*Aim of the exercise:*
Return each line holding the string "Ferry".

*Records supplied:*
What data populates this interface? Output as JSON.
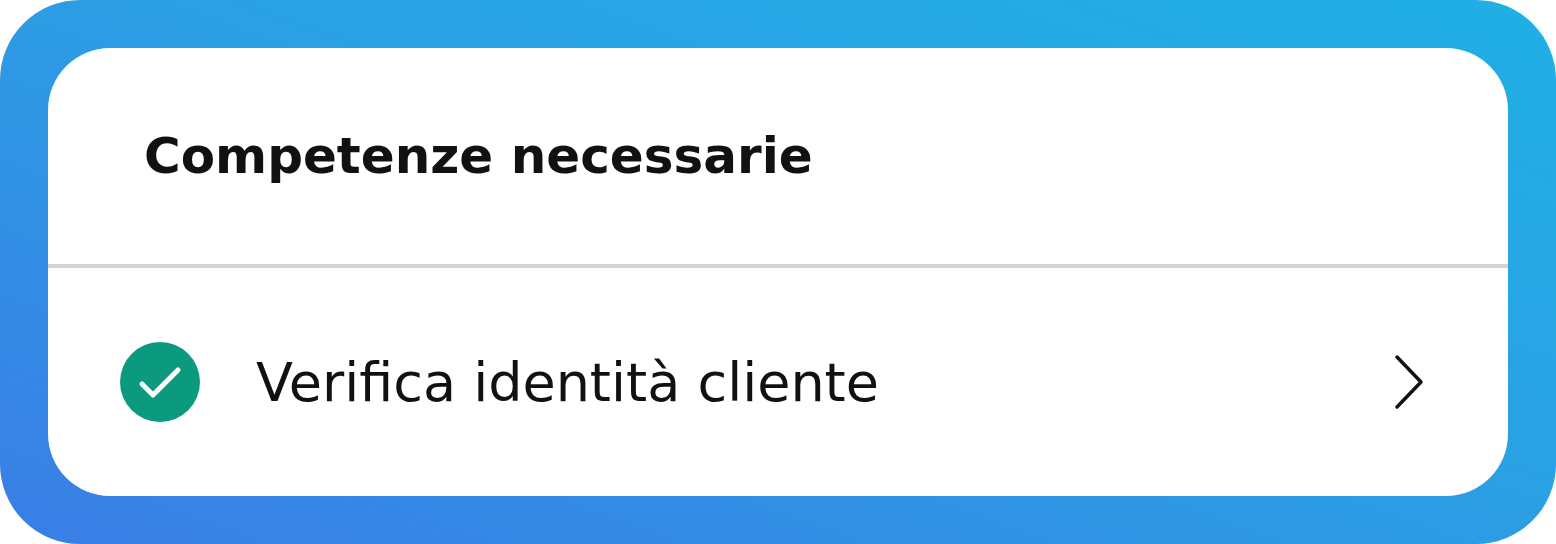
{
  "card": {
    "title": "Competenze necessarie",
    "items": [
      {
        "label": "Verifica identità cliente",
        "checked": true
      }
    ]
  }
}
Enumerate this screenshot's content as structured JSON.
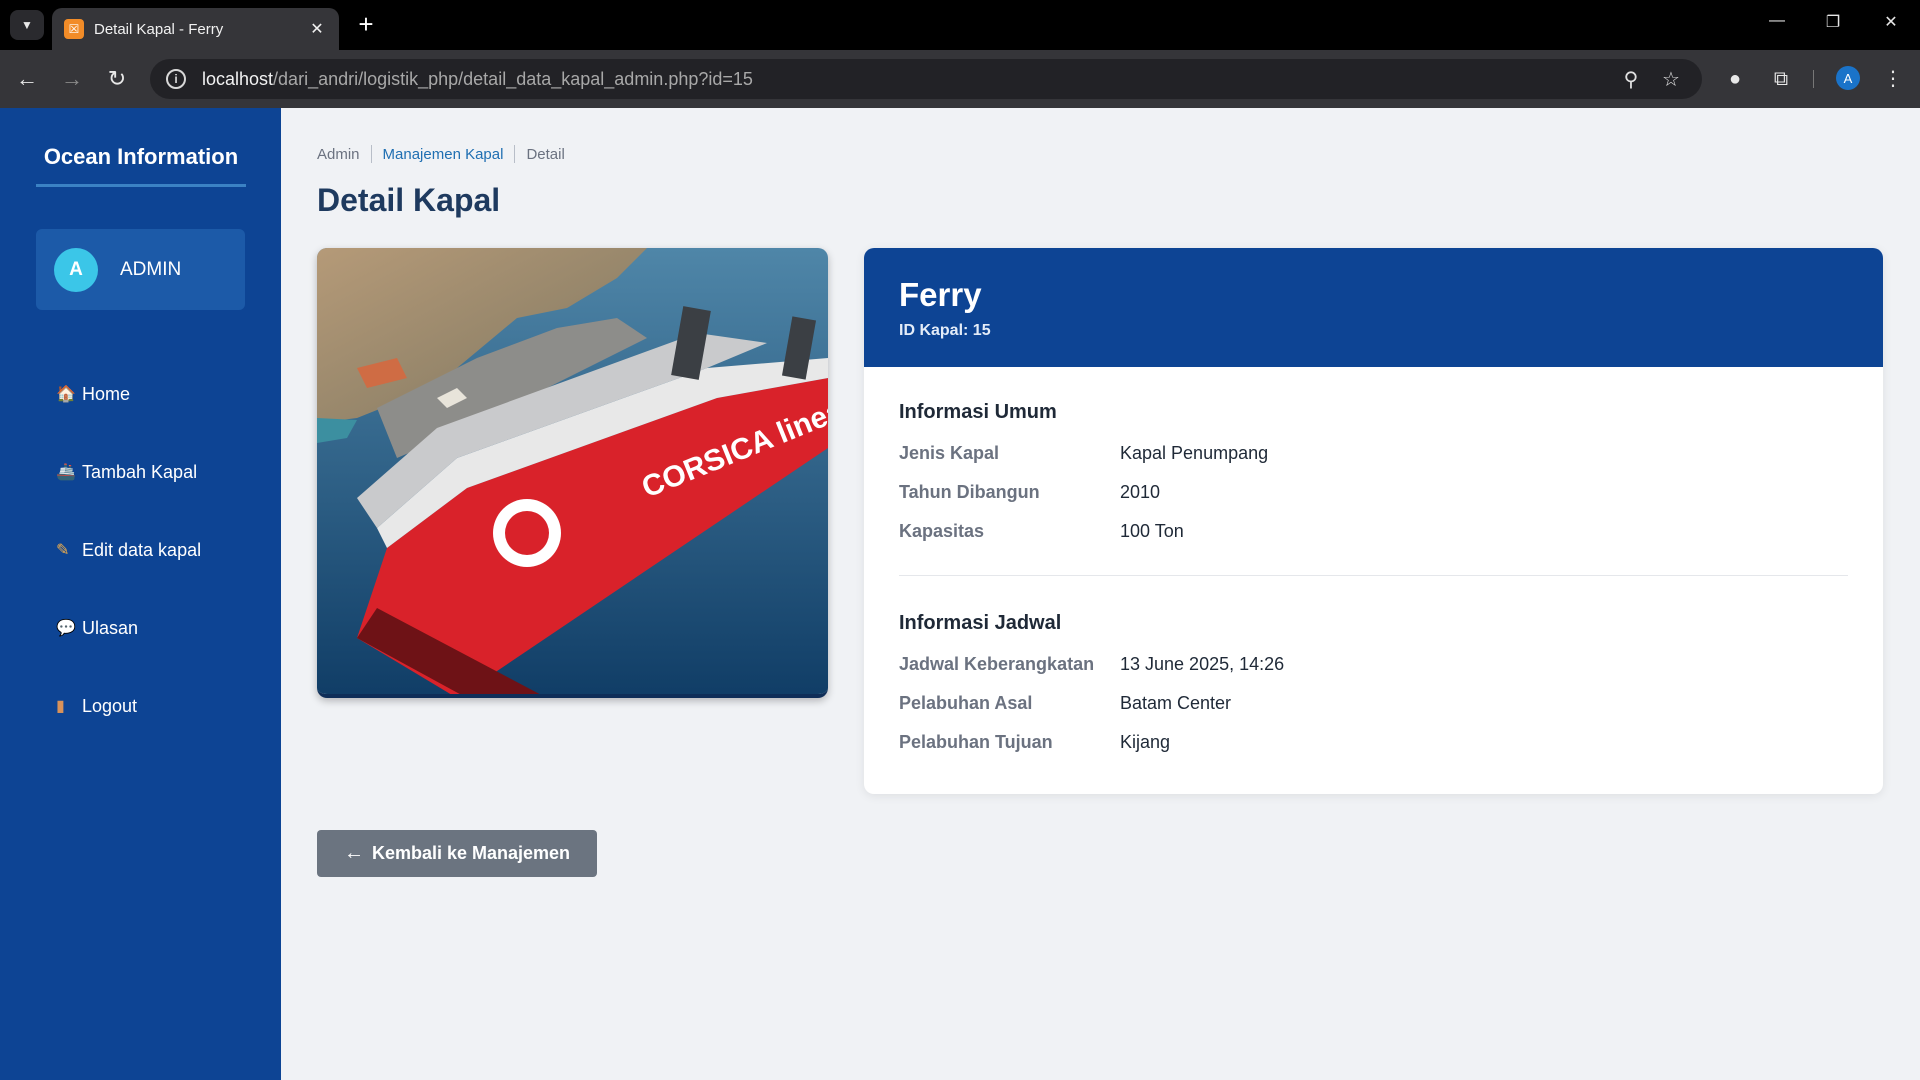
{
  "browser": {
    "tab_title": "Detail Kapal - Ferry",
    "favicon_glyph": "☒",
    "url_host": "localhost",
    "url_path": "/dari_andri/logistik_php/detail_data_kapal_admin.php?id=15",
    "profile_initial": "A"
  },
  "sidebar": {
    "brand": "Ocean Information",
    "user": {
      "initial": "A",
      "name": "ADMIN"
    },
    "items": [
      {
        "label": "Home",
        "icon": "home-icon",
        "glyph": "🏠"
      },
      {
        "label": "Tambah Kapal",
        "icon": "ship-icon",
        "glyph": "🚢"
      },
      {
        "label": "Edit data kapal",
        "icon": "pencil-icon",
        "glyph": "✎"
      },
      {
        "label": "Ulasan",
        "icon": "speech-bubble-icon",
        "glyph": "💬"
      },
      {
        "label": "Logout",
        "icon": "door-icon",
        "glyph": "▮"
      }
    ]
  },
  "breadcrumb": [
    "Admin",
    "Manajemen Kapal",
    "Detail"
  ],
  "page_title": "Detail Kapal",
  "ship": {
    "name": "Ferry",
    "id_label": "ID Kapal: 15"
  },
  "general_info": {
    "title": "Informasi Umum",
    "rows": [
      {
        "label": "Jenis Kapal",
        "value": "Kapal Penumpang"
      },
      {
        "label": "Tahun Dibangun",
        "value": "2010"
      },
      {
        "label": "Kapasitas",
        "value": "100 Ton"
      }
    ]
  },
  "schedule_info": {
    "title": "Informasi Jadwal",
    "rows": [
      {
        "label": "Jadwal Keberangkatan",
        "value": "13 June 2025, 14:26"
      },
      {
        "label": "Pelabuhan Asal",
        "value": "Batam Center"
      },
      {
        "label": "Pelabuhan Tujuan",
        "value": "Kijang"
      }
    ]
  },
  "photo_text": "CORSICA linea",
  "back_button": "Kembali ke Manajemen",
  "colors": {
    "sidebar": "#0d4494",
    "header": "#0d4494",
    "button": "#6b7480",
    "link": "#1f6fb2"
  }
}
---
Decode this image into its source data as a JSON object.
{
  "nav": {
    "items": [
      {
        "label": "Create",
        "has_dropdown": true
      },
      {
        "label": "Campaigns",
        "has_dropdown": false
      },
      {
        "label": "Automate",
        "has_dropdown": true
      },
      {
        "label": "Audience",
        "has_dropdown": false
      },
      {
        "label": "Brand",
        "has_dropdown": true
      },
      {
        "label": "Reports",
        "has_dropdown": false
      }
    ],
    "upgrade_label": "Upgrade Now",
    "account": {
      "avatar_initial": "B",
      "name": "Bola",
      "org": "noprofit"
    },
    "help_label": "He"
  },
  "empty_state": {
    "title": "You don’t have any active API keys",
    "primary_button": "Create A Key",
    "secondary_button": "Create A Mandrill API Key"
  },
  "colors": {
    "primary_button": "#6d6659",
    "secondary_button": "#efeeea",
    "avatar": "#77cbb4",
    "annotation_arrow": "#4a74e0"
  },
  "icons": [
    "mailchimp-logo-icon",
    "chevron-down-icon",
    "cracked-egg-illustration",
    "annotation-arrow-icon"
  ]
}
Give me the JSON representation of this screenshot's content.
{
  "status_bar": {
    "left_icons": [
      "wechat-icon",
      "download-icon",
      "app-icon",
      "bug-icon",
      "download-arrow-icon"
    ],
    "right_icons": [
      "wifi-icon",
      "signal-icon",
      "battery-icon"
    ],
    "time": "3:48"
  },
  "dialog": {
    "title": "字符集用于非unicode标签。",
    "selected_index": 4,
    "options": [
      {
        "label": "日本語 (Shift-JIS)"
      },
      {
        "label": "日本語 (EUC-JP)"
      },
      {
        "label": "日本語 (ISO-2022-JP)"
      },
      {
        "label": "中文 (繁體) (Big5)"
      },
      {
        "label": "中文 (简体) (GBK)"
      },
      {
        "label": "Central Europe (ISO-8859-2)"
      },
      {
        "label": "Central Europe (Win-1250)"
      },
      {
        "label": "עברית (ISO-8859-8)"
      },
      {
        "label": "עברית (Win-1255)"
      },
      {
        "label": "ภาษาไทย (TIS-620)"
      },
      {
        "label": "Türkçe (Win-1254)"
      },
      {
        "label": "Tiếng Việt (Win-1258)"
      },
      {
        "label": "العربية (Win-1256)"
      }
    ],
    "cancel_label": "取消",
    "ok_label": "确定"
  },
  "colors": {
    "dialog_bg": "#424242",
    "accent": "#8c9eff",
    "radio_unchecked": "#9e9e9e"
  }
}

*Solution below:*
    "tab_title": "Detail Kapal - Ferry",
    "name": "Ferry",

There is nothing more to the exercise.